= TEXT BLOCK =
In [1]:
import numpy as np
import matplotlib.pyplot as plt
import pandas as pd
from sklearn.neighbors import NearestNeighbors
from sklearn.cluster import DBSCAN
from sklearn.preprocessing import StandardScaler
from sklearn.decomposition import PCA
from sklearn.manifold import TSNE
import seaborn as sns
import warnings
from sklearn.cluster import KMeans
from kneed import KneeLocator
import collections
import auxiliary_functions
import pprint
import json
import random
from itertools import combinations
from itertools import chain
from sklearn.preprocessing import MinMaxScaler
from statistics import mean 

In [2]:
data = pd.read_csv("./data_house/database.csv", sep = ',') 
column_names = data.columns
n = len(data.columns)
print("Dataset shape:", data.shape)

# Generate a random query   
m = random.randint(2,4)
df = data.sample(n = m, axis = 'columns').sample()
row = []
df_fake_queries = pd.DataFrame(index = range(1), columns = column_names)
df_fake_queries.drop(df_fake_queries.columns[df_fake_queries.columns.str.contains('unnamed',case = False)],axis = 1, inplace = True)

for j in range(len(df.columns)):
    row.append(''.join((str(df.columns[j]),'=',str(df.iloc[0][j]))))
    df_fake_queries[str(df.columns[j])].iloc[0] = df.iloc[0][j]

print('Query: ', row)

Dataset shape: (10000, 13)
Query:  ['dist_city=7', 'nrooms=1']


In [3]:
query = df_fake_queries.dropna(axis = 1)
query_columns = query.columns
query_values = query.values[0]
random_query = df_fake_queries
random_query.insert(0,'query_id',10000)
random_query

Unnamed: 0,query_id,nrooms,nbedrooms,nbath,sm,garden_sm,floors,gargae_sm,price,year,windows,dist_city,doors
0,10000,1,,,,,,,,,,7,


In [4]:
# We have to check if the query already exists in our query database
queries_temp =  pd.read_csv("./data_house/queries_labels.csv", sep = ',', index_col = 0)
queries =  pd.read_csv("./data_house/queries_labels.csv", sep = ',')
resData = queries.merge(df_fake_queries, how = 'inner' , on=['nrooms','nbedrooms','nbath','sm','garden_sm','floors','gargae_sm','price','year','windows','dist_city','doors'])
if resData.empty:
    print('The query does not exist in the database')
    case = 1
else:
    print('The query already exists')
    case = 0

The query does not exist in the database


If the query exists in the dataframe, we can simply base the importance of that query in the ranking that we have provided in part A. In case it does not exist, we cna look for queries with common conditions and find the similarity between these found queries and the top 5 ranked queries for each user, ranked by themselves and not "by us" in part A.

In [5]:
user_queries =  pd.read_csv("./data_house/user_queries.csv", sep = ',')
user_queries_fill = pd.read_csv("./data_house/user_queries_fill.csv", sep = ',')

In [6]:
seq = user_queries_fill['user_id']

In [7]:
x = user_queries_fill.iloc[:,2:].values #returns a numpy array
min_max_scaler = MinMaxScaler()

Extracted data entries:
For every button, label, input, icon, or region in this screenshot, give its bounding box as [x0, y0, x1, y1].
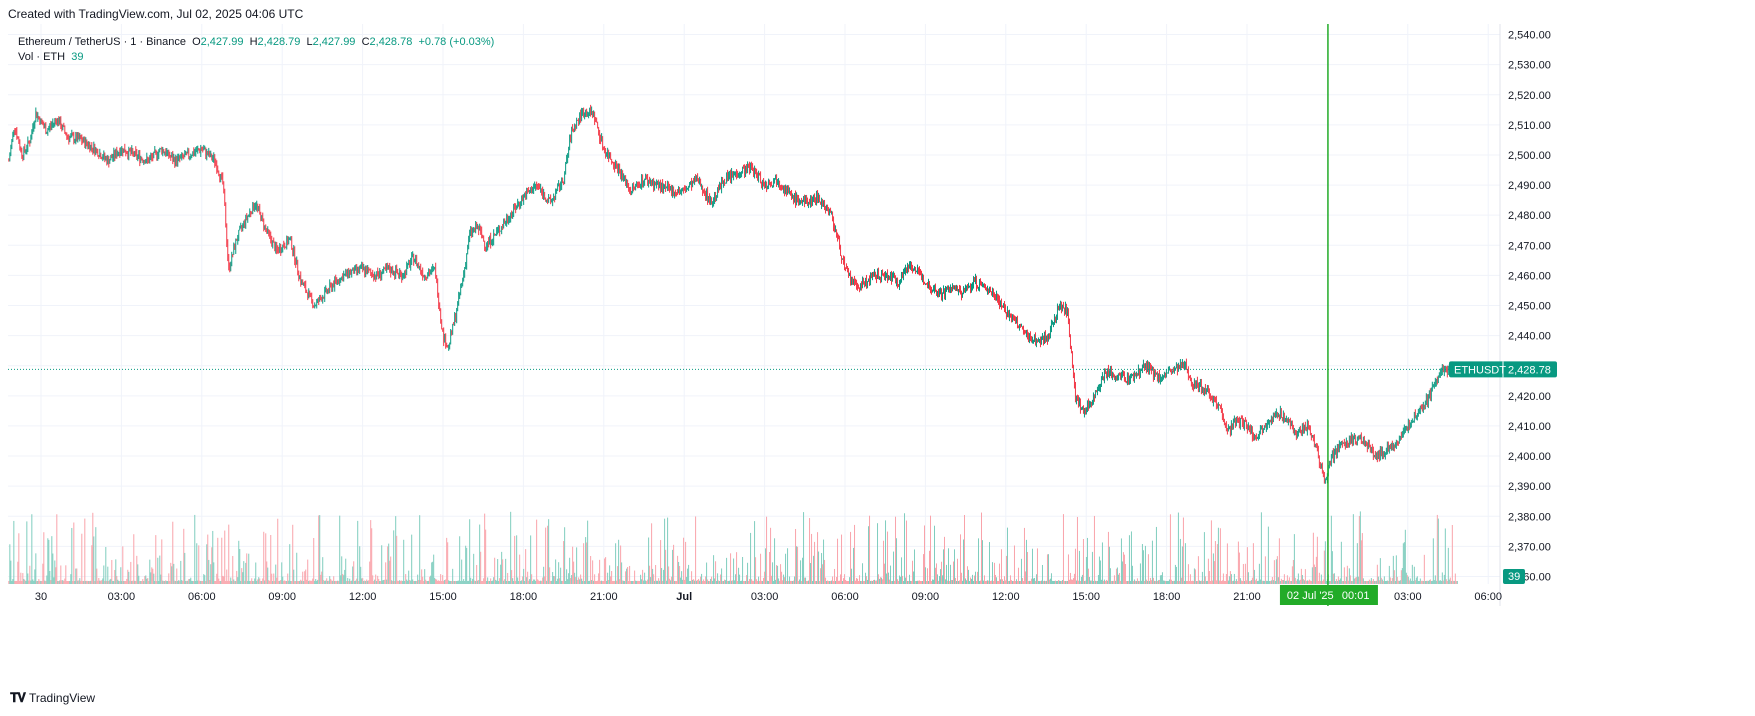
crosshair-label-date: 02 Jul '25 [1287, 590, 1334, 602]
time-tick-label: 03:00 [751, 591, 779, 603]
price-axis[interactable]: 2,540.00 2,530.00 2,520.00 2,510.00 2,500.00… [1499, 24, 1551, 606]
price-tick-label: 2,490.00 [1508, 180, 1551, 192]
time-tick-label: 15:00 [429, 591, 457, 603]
price-tag-value: 2,428.78 [1508, 364, 1551, 376]
price-tick-label: 2,390.00 [1508, 481, 1551, 493]
volume-tag-value: 39 [1508, 571, 1520, 583]
candlestick-series [8, 104, 1458, 484]
time-axis[interactable]: 30 03:00 06:00 09:00 12:00 15:00 18:00 21:00 Jul… [35, 591, 1502, 603]
legend-change: +0.78 (+0.03%) [418, 36, 495, 48]
legend-low-label: L [306, 36, 313, 48]
time-tick-label: 09:00 [268, 591, 296, 603]
time-tick-label: 18:00 [510, 591, 538, 603]
price-tick-label: 2,530.00 [1508, 60, 1551, 72]
chart-legend: Ethereum / TetherUS · 1 · Binance O2,427… [18, 35, 494, 65]
price-tick-label: 2,510.00 [1508, 120, 1551, 132]
price-tick-label: 2,400.00 [1508, 451, 1551, 463]
time-tick-label: 06:00 [188, 591, 216, 603]
created-caption: Created with TradingView.com, Jul 02, 20… [8, 7, 304, 21]
time-tick-label: 09:00 [912, 591, 940, 603]
time-tick-label: 15:00 [1072, 591, 1100, 603]
legend-open-value: 2,427.99 [200, 36, 244, 48]
price-tick-label: 2,460.00 [1508, 270, 1551, 282]
volume-tag: 39 [1503, 569, 1525, 584]
time-tick-label: 06:00 [1474, 591, 1502, 603]
legend-close-label: C [361, 36, 370, 48]
price-tick-label: 2,520.00 [1508, 90, 1551, 102]
time-tick-label: 03:00 [1394, 591, 1422, 603]
crosshair-label-bg [1279, 585, 1378, 605]
crosshair-time-label: 02 Jul '25 00:01 [1279, 585, 1378, 605]
time-tick-label: Jul [676, 591, 692, 603]
grid-lines [8, 24, 1500, 584]
price-tick-label: 2,410.00 [1508, 421, 1551, 433]
time-tick-label: 12:00 [349, 591, 377, 603]
time-tick-label: 06:00 [831, 591, 859, 603]
price-tick-label: 2,420.00 [1508, 391, 1551, 403]
time-tick-label: 12:00 [992, 591, 1020, 603]
legend-open-label: O [192, 36, 201, 48]
price-tag: ETHUSDT 2,428.78 [1449, 361, 1557, 378]
price-tick-label: 2,440.00 [1508, 331, 1551, 343]
price-tick-label: 2,540.00 [1508, 30, 1551, 42]
legend-symbol[interactable]: Ethereum / TetherUS · 1 · Binance [18, 36, 186, 48]
time-tick-label: 21:00 [1233, 591, 1261, 603]
time-tick-label: 30 [35, 591, 47, 603]
legend-low-value: 2,427.99 [312, 36, 356, 48]
price-tick-label: 2,380.00 [1508, 511, 1551, 523]
legend-high-value: 2,428.79 [257, 36, 301, 48]
volume-histogram [8, 511, 1458, 584]
legend-volume-row: Vol · ETH 39 [18, 50, 494, 65]
crosshair-label-time: 00:01 [1342, 590, 1370, 602]
price-tick-label: 2,450.00 [1508, 301, 1551, 313]
legend-volume-value: 39 [71, 51, 84, 63]
time-tick-label: 03:00 [108, 591, 136, 603]
legend-ohlc-row: Ethereum / TetherUS · 1 · Binance O2,427… [18, 35, 494, 50]
legend-volume-label[interactable]: Vol · ETH [18, 51, 66, 63]
footer-brand[interactable]: 𝐓𝐕 TradingView [10, 690, 95, 706]
tradingview-logo-icon: 𝐓𝐕 [10, 690, 26, 705]
footer-brand-text: TradingView [29, 691, 96, 705]
price-tick-label: 2,470.00 [1508, 240, 1551, 252]
price-tick-label: 2,480.00 [1508, 210, 1551, 222]
price-tag-symbol: ETHUSDT [1454, 364, 1506, 376]
time-tick-label: 21:00 [590, 591, 618, 603]
time-tick-label: 18:00 [1153, 591, 1181, 603]
volume-tag-bg [1503, 569, 1525, 584]
price-tick-label: 2,500.00 [1508, 150, 1551, 162]
legend-close-value: 2,428.78 [369, 36, 413, 48]
legend-high-label: H [249, 36, 258, 48]
price-tick-label: 2,370.00 [1508, 541, 1551, 553]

= EXERCISE REQUIREMENTS =
Quote the notebook text from "# Generate a" up to and including "shape: (10000, 13)".

= EXERCISE SOLUTION =
# Generate a random query   
m = random.randint(2,4)
df = data.sample(n = m, axis = 'columns').sample()
row = []
df_fake_queries = pd.DataFrame(index = range(1), columns = column_names)
df_fake_queries.drop(df_fake_queries.columns[df_fake_queries.columns.str.contains('unnamed',case = False)],axis = 1, inplace = True)

for j in range(len(df.columns)):
    row.append(''.join((str(df.columns[j]),'=',str(df.iloc[0][j]))))
    df_fake_queries[str(df.columns[j])].iloc[0] = df.iloc[0][j]

print('Query: ', row)

Dataset shape: (10000, 13)